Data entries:
:::

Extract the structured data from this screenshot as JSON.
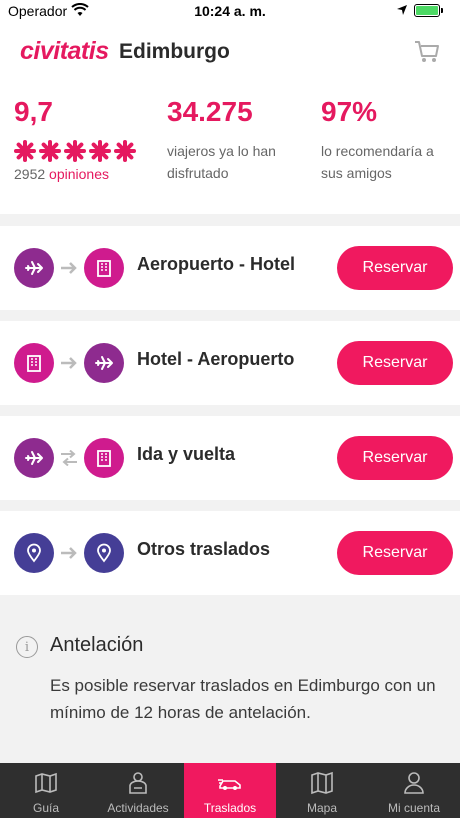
{
  "status_bar": {
    "carrier": "Operador",
    "time": "10:24 a. m."
  },
  "header": {
    "logo": "civitatis",
    "city": "Edimburgo"
  },
  "stats": {
    "rating": "9,7",
    "opinions_count": "2952",
    "opinions_label": "opiniones",
    "travelers": "34.275",
    "travelers_text": "viajeros ya lo han disfrutado",
    "recommend": "97%",
    "recommend_text": "lo recomendaría a sus amigos"
  },
  "transfers": [
    {
      "title": "Aeropuerto - Hotel",
      "button": "Reservar"
    },
    {
      "title": "Hotel - Aeropuerto",
      "button": "Reservar"
    },
    {
      "title": "Ida y vuelta",
      "button": "Reservar"
    },
    {
      "title": "Otros traslados",
      "button": "Reservar"
    }
  ],
  "info": {
    "title": "Antelación",
    "text": "Es posible reservar traslados en Edimburgo con un mínimo de 12 horas de antelación."
  },
  "tabbar": [
    {
      "label": "Guía",
      "icon": "map-pin-icon"
    },
    {
      "label": "Actividades",
      "icon": "person-icon"
    },
    {
      "label": "Traslados",
      "icon": "car-icon",
      "active": true
    },
    {
      "label": "Mapa",
      "icon": "map-icon"
    },
    {
      "label": "Mi cuenta",
      "icon": "user-icon"
    }
  ],
  "colors": {
    "brand": "#e5195f",
    "button": "#f0195f",
    "purple": "#8e2b8f",
    "magenta": "#cf1b8e",
    "indigo": "#453e96"
  }
}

:::

YOUR TASK>
Keep only those lines of the records that hold "Hotel", and return them.

RESPONSE TO THE TASK>
      "title": "Aeropuerto - Hotel",
      "title": "Hotel - Aeropuerto",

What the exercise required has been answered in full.